━━━ Source passage

Sequence of Bacillus subtilis chromosome

Tom Schneider toms at fcs260c2.ncifcrf.gov
Wed Oct 23 15:48:29 EST 1991


In article <Oct.22.11.41.00.1991.2335 at genbank.bio.net> julie at genbank.bio.net
(Julie Lawrence) writes:
>In response to the following post by Conrad Halling:
>
>> Furthermore, I'd like to point out that it is virtually impossible to
>> obtain the accession number of such a "complete" entry if you know only
>> that an entry with the sequence of a chromosome of organism X exists.
>> Using IRX to search GenBank, the following search strings give the following
>> number of hits:
>
>> sequence of Bacillus subtilis chromosome                30,992 entries
>> sequence AND Bacillus subtilis AND chromosome              544 entries

>I thought it might be useful to point out that these searches
>yielded so many hits because of the way they were phrased.  IRX
>interprets a phrase such as 'Bacillus subtilis' as an implied 'OR';
>thus the queries above are asking for every entry that has either
>Bacillus OR subtilis in it--hence, the large number of hits.

━━━━━━
━━━ Dataset entries

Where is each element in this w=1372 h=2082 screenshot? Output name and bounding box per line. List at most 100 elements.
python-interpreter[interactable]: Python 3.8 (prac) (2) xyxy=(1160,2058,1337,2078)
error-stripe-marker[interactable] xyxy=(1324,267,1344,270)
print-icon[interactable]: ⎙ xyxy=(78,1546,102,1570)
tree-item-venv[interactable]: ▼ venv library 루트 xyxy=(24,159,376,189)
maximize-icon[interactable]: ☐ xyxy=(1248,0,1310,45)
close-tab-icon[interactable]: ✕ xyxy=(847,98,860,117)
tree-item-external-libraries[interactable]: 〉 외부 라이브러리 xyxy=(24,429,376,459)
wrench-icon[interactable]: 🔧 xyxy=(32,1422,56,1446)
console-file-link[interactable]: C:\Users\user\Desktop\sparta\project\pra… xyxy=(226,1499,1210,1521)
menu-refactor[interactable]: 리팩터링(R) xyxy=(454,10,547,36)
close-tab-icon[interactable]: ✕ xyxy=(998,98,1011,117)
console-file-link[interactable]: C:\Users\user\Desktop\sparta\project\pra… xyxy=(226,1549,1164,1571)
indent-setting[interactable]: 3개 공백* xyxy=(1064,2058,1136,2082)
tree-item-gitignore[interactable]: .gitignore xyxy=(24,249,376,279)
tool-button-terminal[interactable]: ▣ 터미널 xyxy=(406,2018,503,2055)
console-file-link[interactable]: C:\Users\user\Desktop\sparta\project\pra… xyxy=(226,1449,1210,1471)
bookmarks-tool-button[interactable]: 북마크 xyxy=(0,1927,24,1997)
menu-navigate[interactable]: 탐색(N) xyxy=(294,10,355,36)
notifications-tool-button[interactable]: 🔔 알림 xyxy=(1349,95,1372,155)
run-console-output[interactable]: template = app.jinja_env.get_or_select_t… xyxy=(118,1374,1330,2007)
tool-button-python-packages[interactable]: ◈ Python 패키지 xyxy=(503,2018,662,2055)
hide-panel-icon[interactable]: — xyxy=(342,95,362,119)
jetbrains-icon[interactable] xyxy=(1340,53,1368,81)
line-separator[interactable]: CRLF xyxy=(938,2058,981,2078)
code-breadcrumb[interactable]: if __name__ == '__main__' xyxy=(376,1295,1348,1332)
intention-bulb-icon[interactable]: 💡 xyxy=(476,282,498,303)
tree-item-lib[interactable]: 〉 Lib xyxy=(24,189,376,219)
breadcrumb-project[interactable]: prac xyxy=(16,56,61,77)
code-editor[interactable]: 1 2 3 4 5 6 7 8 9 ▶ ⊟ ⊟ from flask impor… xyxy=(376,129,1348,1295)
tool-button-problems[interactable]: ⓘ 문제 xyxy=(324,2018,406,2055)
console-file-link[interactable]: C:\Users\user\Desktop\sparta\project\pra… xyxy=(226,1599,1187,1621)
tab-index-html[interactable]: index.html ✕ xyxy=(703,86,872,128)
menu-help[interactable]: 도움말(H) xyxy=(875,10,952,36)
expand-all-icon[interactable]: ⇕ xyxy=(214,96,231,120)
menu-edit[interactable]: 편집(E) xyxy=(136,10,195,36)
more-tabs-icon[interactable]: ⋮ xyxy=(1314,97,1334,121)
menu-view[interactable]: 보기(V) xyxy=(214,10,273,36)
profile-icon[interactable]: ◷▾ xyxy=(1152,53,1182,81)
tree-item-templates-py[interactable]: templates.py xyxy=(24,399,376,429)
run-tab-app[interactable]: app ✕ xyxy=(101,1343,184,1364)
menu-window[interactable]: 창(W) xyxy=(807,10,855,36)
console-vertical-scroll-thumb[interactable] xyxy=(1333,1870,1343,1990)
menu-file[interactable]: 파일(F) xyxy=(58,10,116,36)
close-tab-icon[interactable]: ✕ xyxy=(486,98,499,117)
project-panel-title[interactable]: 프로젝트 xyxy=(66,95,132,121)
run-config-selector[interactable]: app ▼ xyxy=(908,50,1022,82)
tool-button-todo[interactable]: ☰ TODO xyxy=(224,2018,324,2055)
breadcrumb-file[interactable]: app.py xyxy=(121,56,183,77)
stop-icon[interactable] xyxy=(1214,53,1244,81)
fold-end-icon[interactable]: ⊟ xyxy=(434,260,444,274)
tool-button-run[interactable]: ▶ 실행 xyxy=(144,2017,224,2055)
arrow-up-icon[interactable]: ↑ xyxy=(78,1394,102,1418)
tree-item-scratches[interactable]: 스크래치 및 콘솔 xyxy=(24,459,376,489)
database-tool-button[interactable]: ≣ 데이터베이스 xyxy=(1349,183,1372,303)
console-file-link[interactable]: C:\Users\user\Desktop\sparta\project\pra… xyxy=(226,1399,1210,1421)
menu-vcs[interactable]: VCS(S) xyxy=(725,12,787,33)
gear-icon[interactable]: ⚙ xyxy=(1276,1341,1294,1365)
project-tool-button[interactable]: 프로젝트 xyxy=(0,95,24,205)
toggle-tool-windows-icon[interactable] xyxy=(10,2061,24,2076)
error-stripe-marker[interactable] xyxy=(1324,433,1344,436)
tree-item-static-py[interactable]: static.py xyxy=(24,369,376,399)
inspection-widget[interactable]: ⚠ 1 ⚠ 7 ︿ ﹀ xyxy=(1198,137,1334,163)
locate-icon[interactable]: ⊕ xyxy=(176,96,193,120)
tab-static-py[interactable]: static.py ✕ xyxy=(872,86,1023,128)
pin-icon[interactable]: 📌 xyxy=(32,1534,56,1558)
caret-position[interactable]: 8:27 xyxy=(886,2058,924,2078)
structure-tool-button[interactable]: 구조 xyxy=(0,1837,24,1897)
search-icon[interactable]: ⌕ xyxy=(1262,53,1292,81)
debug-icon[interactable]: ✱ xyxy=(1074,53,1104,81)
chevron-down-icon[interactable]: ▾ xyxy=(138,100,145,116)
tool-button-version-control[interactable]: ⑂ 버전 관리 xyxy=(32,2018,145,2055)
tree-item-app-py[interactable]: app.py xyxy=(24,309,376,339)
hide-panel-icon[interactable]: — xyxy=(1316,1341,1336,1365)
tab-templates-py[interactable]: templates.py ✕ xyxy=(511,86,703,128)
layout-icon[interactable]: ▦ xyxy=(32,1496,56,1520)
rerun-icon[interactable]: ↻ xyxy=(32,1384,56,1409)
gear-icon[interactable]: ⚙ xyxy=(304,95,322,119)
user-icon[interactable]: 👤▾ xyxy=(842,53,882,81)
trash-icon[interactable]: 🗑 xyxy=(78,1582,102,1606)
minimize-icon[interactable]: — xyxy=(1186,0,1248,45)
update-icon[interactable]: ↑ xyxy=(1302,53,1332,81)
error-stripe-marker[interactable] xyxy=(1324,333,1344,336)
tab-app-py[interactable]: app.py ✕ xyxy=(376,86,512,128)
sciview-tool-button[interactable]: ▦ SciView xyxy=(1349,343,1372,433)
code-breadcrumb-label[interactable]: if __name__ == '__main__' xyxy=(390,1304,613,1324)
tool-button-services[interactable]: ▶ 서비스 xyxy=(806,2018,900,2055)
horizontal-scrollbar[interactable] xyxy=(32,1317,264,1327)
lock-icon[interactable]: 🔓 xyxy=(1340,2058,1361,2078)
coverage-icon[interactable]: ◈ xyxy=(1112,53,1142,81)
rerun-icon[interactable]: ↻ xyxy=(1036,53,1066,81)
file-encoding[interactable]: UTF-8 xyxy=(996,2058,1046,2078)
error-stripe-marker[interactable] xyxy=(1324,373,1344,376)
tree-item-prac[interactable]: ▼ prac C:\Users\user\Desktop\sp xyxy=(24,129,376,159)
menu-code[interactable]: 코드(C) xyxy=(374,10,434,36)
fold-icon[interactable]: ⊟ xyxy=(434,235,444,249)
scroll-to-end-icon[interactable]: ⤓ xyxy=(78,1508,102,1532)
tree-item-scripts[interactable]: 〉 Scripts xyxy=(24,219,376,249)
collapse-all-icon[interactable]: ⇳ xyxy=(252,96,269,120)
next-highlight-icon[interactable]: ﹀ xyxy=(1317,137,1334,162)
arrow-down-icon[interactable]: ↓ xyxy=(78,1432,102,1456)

━━━━━━

## Problems
1. How would you render this sentence from the IRX search thread in Spanish: "I thought it might be useful to point out that these searches yielded so many hits because of the way they were phrased."?
2. Can you quote the IRX search thread starting with "In article <Oct.22.11.41.00.1991.2335" and going on through "organism X exists."?

## Task-by-task answers
1. Pensé que podría ser útil señalar que estas búsquedas arrojaron tantos resultados debido a la forma en que estaban formuladas.

2.
In article <Oct.22.11.41.00.1991.2335 at genbank.bio.net> julie at genbank.bio.net
(Julie Lawrence) writes:
>In response to the following post by Conrad Halling:
>
>> Furthermore, I'd like to point out that it is virtually impossible to
>> obtain the accession number of such a "complete" entry if you know only
>> that an entry with the sequence of a chromosome of organism X exists.